▶ **THE EXERCISE**
Exactly reproduce each entry, leaving out nothing.

[Stored data]
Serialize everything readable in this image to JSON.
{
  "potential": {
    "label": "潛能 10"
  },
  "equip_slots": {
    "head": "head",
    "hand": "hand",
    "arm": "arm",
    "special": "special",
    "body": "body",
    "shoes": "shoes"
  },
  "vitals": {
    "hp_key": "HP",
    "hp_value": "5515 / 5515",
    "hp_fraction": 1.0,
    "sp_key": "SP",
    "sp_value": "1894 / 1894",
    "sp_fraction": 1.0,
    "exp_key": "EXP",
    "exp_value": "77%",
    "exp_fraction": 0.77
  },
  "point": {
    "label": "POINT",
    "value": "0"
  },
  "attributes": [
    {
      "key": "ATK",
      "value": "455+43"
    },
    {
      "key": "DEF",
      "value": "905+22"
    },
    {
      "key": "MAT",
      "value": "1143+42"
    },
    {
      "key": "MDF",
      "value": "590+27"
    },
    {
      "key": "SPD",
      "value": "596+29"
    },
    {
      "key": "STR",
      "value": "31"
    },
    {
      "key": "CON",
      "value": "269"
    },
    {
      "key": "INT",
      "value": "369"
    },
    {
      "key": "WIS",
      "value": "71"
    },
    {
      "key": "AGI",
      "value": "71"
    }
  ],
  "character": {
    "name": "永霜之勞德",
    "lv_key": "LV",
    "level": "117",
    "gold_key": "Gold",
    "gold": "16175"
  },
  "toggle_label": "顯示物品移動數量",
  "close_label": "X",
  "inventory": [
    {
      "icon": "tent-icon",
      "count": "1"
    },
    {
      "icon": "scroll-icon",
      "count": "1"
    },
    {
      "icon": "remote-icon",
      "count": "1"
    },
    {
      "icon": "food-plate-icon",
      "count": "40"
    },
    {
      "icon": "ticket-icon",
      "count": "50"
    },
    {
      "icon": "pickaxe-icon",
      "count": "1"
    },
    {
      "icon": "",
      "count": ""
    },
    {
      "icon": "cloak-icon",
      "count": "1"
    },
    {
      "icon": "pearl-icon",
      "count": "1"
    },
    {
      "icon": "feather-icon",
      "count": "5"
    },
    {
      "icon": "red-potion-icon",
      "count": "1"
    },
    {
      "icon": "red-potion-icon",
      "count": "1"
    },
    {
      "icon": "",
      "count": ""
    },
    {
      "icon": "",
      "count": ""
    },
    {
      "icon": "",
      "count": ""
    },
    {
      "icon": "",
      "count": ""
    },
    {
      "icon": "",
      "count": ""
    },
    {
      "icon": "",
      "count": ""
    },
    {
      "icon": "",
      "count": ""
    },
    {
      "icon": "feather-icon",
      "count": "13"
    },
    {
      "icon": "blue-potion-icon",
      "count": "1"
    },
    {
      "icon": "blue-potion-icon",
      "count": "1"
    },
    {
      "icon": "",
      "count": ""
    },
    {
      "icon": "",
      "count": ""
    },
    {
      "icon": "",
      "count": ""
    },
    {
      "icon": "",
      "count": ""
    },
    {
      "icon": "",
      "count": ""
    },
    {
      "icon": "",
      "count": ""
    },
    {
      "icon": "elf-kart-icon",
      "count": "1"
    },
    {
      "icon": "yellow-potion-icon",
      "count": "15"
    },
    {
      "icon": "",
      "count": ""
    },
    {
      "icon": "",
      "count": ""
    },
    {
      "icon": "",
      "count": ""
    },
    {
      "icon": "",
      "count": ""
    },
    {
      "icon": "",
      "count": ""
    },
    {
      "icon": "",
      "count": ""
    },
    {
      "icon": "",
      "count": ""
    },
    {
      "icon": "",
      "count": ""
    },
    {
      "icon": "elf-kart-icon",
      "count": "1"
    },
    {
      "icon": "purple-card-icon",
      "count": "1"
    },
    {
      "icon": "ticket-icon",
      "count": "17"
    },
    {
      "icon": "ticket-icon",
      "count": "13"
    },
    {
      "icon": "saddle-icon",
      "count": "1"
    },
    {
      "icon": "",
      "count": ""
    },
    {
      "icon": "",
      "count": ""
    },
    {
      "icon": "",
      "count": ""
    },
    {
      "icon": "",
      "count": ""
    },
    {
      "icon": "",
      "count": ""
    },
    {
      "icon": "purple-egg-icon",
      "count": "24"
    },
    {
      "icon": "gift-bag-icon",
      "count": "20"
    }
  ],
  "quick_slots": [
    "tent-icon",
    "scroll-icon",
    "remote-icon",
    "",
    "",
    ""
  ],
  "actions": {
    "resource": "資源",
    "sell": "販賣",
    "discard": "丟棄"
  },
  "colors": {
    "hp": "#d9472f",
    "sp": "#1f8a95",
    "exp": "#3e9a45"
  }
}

▶ **WRITTEN ANSWER**
Serialize everything readable in this image to JSON.
{
  "potential": {
    "label": "潛能 10"
  },
  "equip_slots": {
    "head": "head",
    "hand": "hand",
    "arm": "arm",
    "special": "special",
    "body": "body",
    "shoes": "shoes"
  },
  "vitals": {
    "hp_key": "HP",
    "hp_value": "5515 / 5515",
    "hp_fraction": 1.0,
    "sp_key": "SP",
    "sp_value": "1894 / 1894",
    "sp_fraction": 1.0,
    "exp_key": "EXP",
    "exp_value": "77%",
    "exp_fraction": 0.77
  },
  "point": {
    "label": "POINT",
    "value": "0"
  },
  "attributes": [
    {
      "key": "ATK",
      "value": "455+43"
    },
    {
      "key": "DEF",
      "value": "905+22"
    },
    {
      "key": "MAT",
      "value": "1143+42"
    },
    {
      "key": "MDF",
      "value": "590+27"
    },
    {
      "key": "SPD",
      "value": "596+29"
    },
    {
      "key": "STR",
      "value": "31"
    },
    {
      "key": "CON",
      "value": "269"
    },
    {
      "key": "INT",
      "value": "369"
    },
    {
      "key": "WIS",
      "value": "71"
    },
    {
      "key": "AGI",
      "value": "71"
    }
  ],
  "character": {
    "name": "永霜之勞德",
    "lv_key": "LV",
    "level": "117",
    "gold_key": "Gold",
    "gold": "16175"
  },
  "toggle_label": "顯示物品移動數量",
  "close_label": "X",
  "inventory": [
    {
      "icon": "tent-icon",
      "count": "1"
    },
    {
      "icon": "scroll-icon",
      "count": "1"
    },
    {
      "icon": "remote-icon",
      "count": "1"
    },
    {
      "icon": "food-plate-icon",
      "count": "40"
    },
    {
      "icon": "ticket-icon",
      "count": "50"
    },
    {
      "icon": "pickaxe-icon",
      "count": "1"
    },
    {
      "icon": "",
      "count": ""
    },
    {
      "icon": "cloak-icon",
      "count": "1"
    },
    {
      "icon": "pearl-icon",
      "count": "1"
    },
    {
      "icon": "feather-icon",
      "count": "5"
    },
    {
      "icon": "red-potion-icon",
      "count": "1"
    },
    {
      "icon": "red-potion-icon",
      "count": "1"
    },
    {
      "icon": "",
      "count": ""
    },
    {
      "icon": "",
      "count": ""
    },
    {
      "icon": "",
      "count": ""
    },
    {
      "icon": "",
      "count": ""
    },
    {
      "icon": "",
      "count": ""
    },
    {
      "icon": "",
      "count": ""
    },
    {
      "icon": "",
      "count": ""
    },
    {
      "icon": "feather-icon",
      "count": "13"
    },
    {
      "icon": "blue-potion-icon",
      "count": "1"
    },
    {
      "icon": "blue-potion-icon",
      "count": "1"
    },
    {
      "icon": "",
      "count": ""
    },
    {
      "icon": "",
      "count": ""
    },
    {
      "icon": "",
      "count": ""
    },
    {
      "icon": "",
      "count": ""
    },
    {
      "icon": "",
      "count": ""
    },
    {
      "icon": "",
      "count": ""
    },
    {
      "icon": "elf-kart-icon",
      "count": "1"
    },
    {
      "icon": "yellow-potion-icon",
      "count": "15"
    },
    {
      "icon": "",
      "count": ""
    },
    {
      "icon": "",
      "count": ""
    },
    {
      "icon": "",
      "count": ""
    },
    {
      "icon": "",
      "count": ""
    },
    {
      "icon": "",
      "count": ""
    },
    {
      "icon": "",
      "count": ""
    },
    {
      "icon": "",
      "count": ""
    },
    {
      "icon": "",
      "count": ""
    },
    {
      "icon": "elf-kart-icon",
      "count": "1"
    },
    {
      "icon": "purple-card-icon",
      "count": "1"
    },
    {
      "icon": "ticket-icon",
      "count": "17"
    },
    {
      "icon": "ticket-icon",
      "count": "13"
    },
    {
      "icon": "saddle-icon",
      "count": "1"
    },
    {
      "icon": "",
      "count": ""
    },
    {
      "icon": "",
      "count": ""
    },
    {
      "icon": "",
      "count": ""
    },
    {
      "icon": "",
      "count": ""
    },
    {
      "icon": "",
      "count": ""
    },
    {
      "icon": "purple-egg-icon",
      "count": "24"
    },
    {
      "icon": "gift-bag-icon",
      "count": "20"
    }
  ],
  "quick_slots": [
    "tent-icon",
    "scroll-icon",
    "remote-icon",
    "",
    "",
    ""
  ],
  "actions": {
    "resource": "資源",
    "sell": "販賣",
    "discard": "丟棄"
  },
  "colors": {
    "hp": "#d9472f",
    "sp": "#1f8a95",
    "exp": "#3e9a45"
  }
}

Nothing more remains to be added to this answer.